[Entries taken from a collection]
---------------
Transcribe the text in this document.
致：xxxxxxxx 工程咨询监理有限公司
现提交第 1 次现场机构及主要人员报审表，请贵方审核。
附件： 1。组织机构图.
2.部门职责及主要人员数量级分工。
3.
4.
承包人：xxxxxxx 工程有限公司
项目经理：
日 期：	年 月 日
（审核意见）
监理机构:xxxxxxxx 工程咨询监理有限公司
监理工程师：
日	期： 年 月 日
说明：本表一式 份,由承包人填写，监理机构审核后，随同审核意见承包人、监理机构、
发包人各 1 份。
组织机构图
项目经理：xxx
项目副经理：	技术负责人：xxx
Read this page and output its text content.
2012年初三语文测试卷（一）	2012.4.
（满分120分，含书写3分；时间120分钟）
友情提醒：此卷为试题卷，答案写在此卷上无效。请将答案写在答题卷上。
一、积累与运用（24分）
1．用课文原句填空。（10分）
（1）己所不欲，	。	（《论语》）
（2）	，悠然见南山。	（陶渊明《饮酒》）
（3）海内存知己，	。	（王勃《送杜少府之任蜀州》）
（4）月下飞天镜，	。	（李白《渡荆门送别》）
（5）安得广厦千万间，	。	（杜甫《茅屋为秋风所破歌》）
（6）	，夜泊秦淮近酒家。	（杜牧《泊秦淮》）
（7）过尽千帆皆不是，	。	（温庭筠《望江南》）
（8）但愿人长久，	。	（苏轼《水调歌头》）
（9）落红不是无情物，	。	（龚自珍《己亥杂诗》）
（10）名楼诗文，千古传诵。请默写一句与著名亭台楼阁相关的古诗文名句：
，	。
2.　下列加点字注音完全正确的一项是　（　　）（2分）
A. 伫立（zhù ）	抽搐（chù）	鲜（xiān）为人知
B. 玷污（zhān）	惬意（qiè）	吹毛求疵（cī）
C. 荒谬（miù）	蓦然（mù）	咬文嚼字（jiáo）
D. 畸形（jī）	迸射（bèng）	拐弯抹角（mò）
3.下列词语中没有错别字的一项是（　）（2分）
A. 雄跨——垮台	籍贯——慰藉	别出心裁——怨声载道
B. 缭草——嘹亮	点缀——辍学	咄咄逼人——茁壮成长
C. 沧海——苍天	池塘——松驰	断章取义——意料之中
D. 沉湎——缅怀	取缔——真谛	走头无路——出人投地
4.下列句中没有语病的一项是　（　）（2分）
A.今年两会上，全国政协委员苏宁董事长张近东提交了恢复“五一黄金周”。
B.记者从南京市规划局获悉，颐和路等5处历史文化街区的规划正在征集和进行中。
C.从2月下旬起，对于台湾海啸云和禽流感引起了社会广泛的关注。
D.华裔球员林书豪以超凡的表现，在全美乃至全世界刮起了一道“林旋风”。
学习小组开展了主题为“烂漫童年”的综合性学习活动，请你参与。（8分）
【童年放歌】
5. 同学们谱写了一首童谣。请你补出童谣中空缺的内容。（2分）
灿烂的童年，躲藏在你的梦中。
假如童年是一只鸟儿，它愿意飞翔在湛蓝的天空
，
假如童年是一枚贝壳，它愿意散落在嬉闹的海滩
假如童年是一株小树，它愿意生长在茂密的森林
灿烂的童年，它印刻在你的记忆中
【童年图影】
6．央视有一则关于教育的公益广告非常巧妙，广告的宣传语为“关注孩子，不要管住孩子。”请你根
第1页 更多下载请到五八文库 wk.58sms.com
---------------
**WHAT IS REQUIRED**
Please output the entire listing exactly as it stands.

**SOLUTION FOR THIS PROBLEM**
Transcribe the text in this document.
致：xxxxxxxx 工程咨询监理有限公司
现提交第 1 次现场机构及主要人员报审表，请贵方审核。
附件： 1。组织机构图.
2.部门职责及主要人员数量级分工。
3.
4.
承包人：xxxxxxx 工程有限公司
项目经理：
日 期：	年 月 日
（审核意见）
监理机构:xxxxxxxx 工程咨询监理有限公司
监理工程师：
日	期： 年 月 日
说明：本表一式 份,由承包人填写，监理机构审核后，随同审核意见承包人、监理机构、
发包人各 1 份。
组织机构图
项目经理：xxx
项目副经理：	技术负责人：xxx
Read this page and output its text content.
2012年初三语文测试卷（一）	2012.4.
（满分120分，含书写3分；时间120分钟）
友情提醒：此卷为试题卷，答案写在此卷上无效。请将答案写在答题卷上。
一、积累与运用（24分）
1．用课文原句填空。（10分）
（1）己所不欲，	。	（《论语》）
（2）	，悠然见南山。	（陶渊明《饮酒》）
（3）海内存知己，	。	（王勃《送杜少府之任蜀州》）
（4）月下飞天镜，	。	（李白《渡荆门送别》）
（5）安得广厦千万间，	。	（杜甫《茅屋为秋风所破歌》）
（6）	，夜泊秦淮近酒家。	（杜牧《泊秦淮》）
（7）过尽千帆皆不是，	。	（温庭筠《望江南》）
（8）但愿人长久，	。	（苏轼《水调歌头》）
（9）落红不是无情物，	。	（龚自珍《己亥杂诗》）
（10）名楼诗文，千古传诵。请默写一句与著名亭台楼阁相关的古诗文名句：
，	。
2.　下列加点字注音完全正确的一项是　（　　）（2分）
A. 伫立（zhù ）	抽搐（chù）	鲜（xiān）为人知
B. 玷污（zhān）	惬意（qiè）	吹毛求疵（cī）
C. 荒谬（miù）	蓦然（mù）	咬文嚼字（jiáo）
D. 畸形（jī）	迸射（bèng）	拐弯抹角（mò）
3.下列词语中没有错别字的一项是（　）（2分）
A. 雄跨——垮台	籍贯——慰藉	别出心裁——怨声载道
B. 缭草——嘹亮	点缀——辍学	咄咄逼人——茁壮成长
C. 沧海——苍天	池塘——松驰	断章取义——意料之中
D. 沉湎——缅怀	取缔——真谛	走头无路——出人投地
4.下列句中没有语病的一项是　（　）（2分）
A.今年两会上，全国政协委员苏宁董事长张近东提交了恢复“五一黄金周”。
B.记者从南京市规划局获悉，颐和路等5处历史文化街区的规划正在征集和进行中。
C.从2月下旬起，对于台湾海啸云和禽流感引起了社会广泛的关注。
D.华裔球员林书豪以超凡的表现，在全美乃至全世界刮起了一道“林旋风”。
学习小组开展了主题为“烂漫童年”的综合性学习活动，请你参与。（8分）
【童年放歌】
5. 同学们谱写了一首童谣。请你补出童谣中空缺的内容。（2分）
灿烂的童年，躲藏在你的梦中。
假如童年是一只鸟儿，它愿意飞翔在湛蓝的天空
，
假如童年是一枚贝壳，它愿意散落在嬉闹的海滩
假如童年是一株小树，它愿意生长在茂密的森林
灿烂的童年，它印刻在你的记忆中
【童年图影】
6．央视有一则关于教育的公益广告非常巧妙，广告的宣传语为“关注孩子，不要管住孩子。”请你根
第1页 更多下载请到五八文库 wk.58sms.com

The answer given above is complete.